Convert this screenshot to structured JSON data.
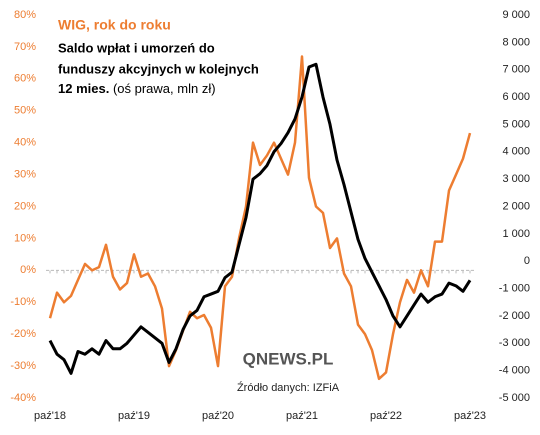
{
  "chart_data": {
    "type": "line",
    "title": "WIG, rok do roku",
    "subtitle": [
      "Saldo wpłat i umorzeń do",
      "funduszy akcyjnych w kolejnych",
      "12 mies.",
      "(oś prawa, mln zł)"
    ],
    "source": "Źródło danych: IZFiA",
    "logo": "QNEWS.PL",
    "categories": [
      "paź'18",
      null,
      null,
      null,
      null,
      null,
      null,
      null,
      null,
      null,
      null,
      null,
      "paź'19",
      null,
      null,
      null,
      null,
      null,
      null,
      null,
      null,
      null,
      null,
      null,
      "paź'20",
      null,
      null,
      null,
      null,
      null,
      null,
      null,
      null,
      null,
      null,
      null,
      "paź'21",
      null,
      null,
      null,
      null,
      null,
      null,
      null,
      null,
      null,
      null,
      null,
      "paź'22",
      null,
      null,
      null,
      null,
      null,
      null,
      null,
      null,
      null,
      null,
      null,
      "paź'23"
    ],
    "series": [
      {
        "color": "#ed7d31",
        "axis": "y",
        "values": [
          -15,
          -7,
          -10,
          -8,
          -3,
          2,
          0,
          1,
          8,
          -2,
          -6,
          -4,
          5,
          -2,
          -1,
          -5,
          -12,
          -30,
          -25,
          -19,
          -13,
          -15,
          -14,
          -18,
          -30,
          -5,
          -2,
          10,
          20,
          40,
          33,
          36,
          40,
          35,
          30,
          40,
          67,
          29,
          20,
          18,
          7,
          10,
          -1,
          -5,
          -17,
          -20,
          -25,
          -34,
          -32,
          -20,
          -10,
          -3,
          -7,
          0,
          -5,
          9,
          9,
          25,
          30,
          35,
          43
        ]
      },
      {
        "color": "#000000",
        "axis": "y2",
        "values": [
          -2900,
          -3400,
          -3600,
          -4100,
          -3300,
          -3400,
          -3200,
          -3400,
          -2900,
          -3200,
          -3200,
          -3000,
          -2700,
          -2400,
          -2600,
          -2800,
          -3000,
          -3700,
          -3200,
          -2500,
          -2000,
          -1800,
          -1300,
          -1200,
          -1100,
          -600,
          -400,
          600,
          1600,
          3000,
          3200,
          3500,
          4000,
          4300,
          4700,
          5200,
          6000,
          7100,
          7200,
          6000,
          5000,
          3700,
          2800,
          1800,
          800,
          100,
          -400,
          -900,
          -1400,
          -2000,
          -2400,
          -2000,
          -1600,
          -1200,
          -1500,
          -1300,
          -1200,
          -800,
          -900,
          -1100,
          -700
        ]
      }
    ],
    "ylim": [
      -40,
      80
    ],
    "yticks": [
      {
        "value": -40,
        "label": "-40%"
      },
      {
        "value": -30,
        "label": "-30%"
      },
      {
        "value": -20,
        "label": "-20%"
      },
      {
        "value": -10,
        "label": "-10%"
      },
      {
        "value": 0,
        "label": "0%"
      },
      {
        "value": 10,
        "label": "10%"
      },
      {
        "value": 20,
        "label": "20%"
      },
      {
        "value": 30,
        "label": "30%"
      },
      {
        "value": 40,
        "label": "40%"
      },
      {
        "value": 50,
        "label": "50%"
      },
      {
        "value": 60,
        "label": "60%"
      },
      {
        "value": 70,
        "label": "70%"
      },
      {
        "value": 80,
        "label": "80%"
      }
    ],
    "y2lim": [
      -5000,
      9000
    ],
    "y2ticks": [
      {
        "value": -5000,
        "label": "-5 000"
      },
      {
        "value": -4000,
        "label": "-4 000"
      },
      {
        "value": -3000,
        "label": "-3 000"
      },
      {
        "value": -2000,
        "label": "-2 000"
      },
      {
        "value": -1000,
        "label": "-1 000"
      },
      0,
      {
        "value": 1000,
        "label": "1 000"
      },
      {
        "value": 2000,
        "label": "2 000"
      },
      {
        "value": 3000,
        "label": "3 000"
      },
      {
        "value": 4000,
        "label": "4 000"
      },
      {
        "value": 5000,
        "label": "5 000"
      },
      {
        "value": 6000,
        "label": "6 000"
      },
      {
        "value": 7000,
        "label": "7 000"
      },
      {
        "value": 8000,
        "label": "8 000"
      },
      {
        "value": 9000,
        "label": "9 000"
      }
    ]
  }
}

The exercise: Set each line of the records down exactly, leaving every picture out.

Answer to this task:
Convert this screenshot to structured JSON data.
{
  "chart_data": {
    "type": "line",
    "title": "WIG, rok do roku",
    "subtitle": [
      "Saldo wpłat i umorzeń do",
      "funduszy akcyjnych w kolejnych",
      "12 mies.",
      "(oś prawa, mln zł)"
    ],
    "source": "Źródło danych: IZFiA",
    "logo": "QNEWS.PL",
    "categories": [
      "paź'18",
      null,
      null,
      null,
      null,
      null,
      null,
      null,
      null,
      null,
      null,
      null,
      "paź'19",
      null,
      null,
      null,
      null,
      null,
      null,
      null,
      null,
      null,
      null,
      null,
      "paź'20",
      null,
      null,
      null,
      null,
      null,
      null,
      null,
      null,
      null,
      null,
      null,
      "paź'21",
      null,
      null,
      null,
      null,
      null,
      null,
      null,
      null,
      null,
      null,
      null,
      "paź'22",
      null,
      null,
      null,
      null,
      null,
      null,
      null,
      null,
      null,
      null,
      null,
      "paź'23"
    ],
    "series": [
      {
        "color": "#ed7d31",
        "axis": "y",
        "values": [
          -15,
          -7,
          -10,
          -8,
          -3,
          2,
          0,
          1,
          8,
          -2,
          -6,
          -4,
          5,
          -2,
          -1,
          -5,
          -12,
          -30,
          -25,
          -19,
          -13,
          -15,
          -14,
          -18,
          -30,
          -5,
          -2,
          10,
          20,
          40,
          33,
          36,
          40,
          35,
          30,
          40,
          67,
          29,
          20,
          18,
          7,
          10,
          -1,
          -5,
          -17,
          -20,
          -25,
          -34,
          -32,
          -20,
          -10,
          -3,
          -7,
          0,
          -5,
          9,
          9,
          25,
          30,
          35,
          43
        ]
      },
      {
        "color": "#000000",
        "axis": "y2",
        "values": [
          -2900,
          -3400,
          -3600,
          -4100,
          -3300,
          -3400,
          -3200,
          -3400,
          -2900,
          -3200,
          -3200,
          -3000,
          -2700,
          -2400,
          -2600,
          -2800,
          -3000,
          -3700,
          -3200,
          -2500,
          -2000,
          -1800,
          -1300,
          -1200,
          -1100,
          -600,
          -400,
          600,
          1600,
          3000,
          3200,
          3500,
          4000,
          4300,
          4700,
          5200,
          6000,
          7100,
          7200,
          6000,
          5000,
          3700,
          2800,
          1800,
          800,
          100,
          -400,
          -900,
          -1400,
          -2000,
          -2400,
          -2000,
          -1600,
          -1200,
          -1500,
          -1300,
          -1200,
          -800,
          -900,
          -1100,
          -700
        ]
      }
    ],
    "ylim": [
      -40,
      80
    ],
    "yticks": [
      {
        "value": -40,
        "label": "-40%"
      },
      {
        "value": -30,
        "label": "-30%"
      },
      {
        "value": -20,
        "label": "-20%"
      },
      {
        "value": -10,
        "label": "-10%"
      },
      {
        "value": 0,
        "label": "0%"
      },
      {
        "value": 10,
        "label": "10%"
      },
      {
        "value": 20,
        "label": "20%"
      },
      {
        "value": 30,
        "label": "30%"
      },
      {
        "value": 40,
        "label": "40%"
      },
      {
        "value": 50,
        "label": "50%"
      },
      {
        "value": 60,
        "label": "60%"
      },
      {
        "value": 70,
        "label": "70%"
      },
      {
        "value": 80,
        "label": "80%"
      }
    ],
    "y2lim": [
      -5000,
      9000
    ],
    "y2ticks": [
      {
        "value": -5000,
        "label": "-5 000"
      },
      {
        "value": -4000,
        "label": "-4 000"
      },
      {
        "value": -3000,
        "label": "-3 000"
      },
      {
        "value": -2000,
        "label": "-2 000"
      },
      {
        "value": -1000,
        "label": "-1 000"
      },
      0,
      {
        "value": 1000,
        "label": "1 000"
      },
      {
        "value": 2000,
        "label": "2 000"
      },
      {
        "value": 3000,
        "label": "3 000"
      },
      {
        "value": 4000,
        "label": "4 000"
      },
      {
        "value": 5000,
        "label": "5 000"
      },
      {
        "value": 6000,
        "label": "6 000"
      },
      {
        "value": 7000,
        "label": "7 000"
      },
      {
        "value": 8000,
        "label": "8 000"
      },
      {
        "value": 9000,
        "label": "9 000"
      }
    ]
  }
}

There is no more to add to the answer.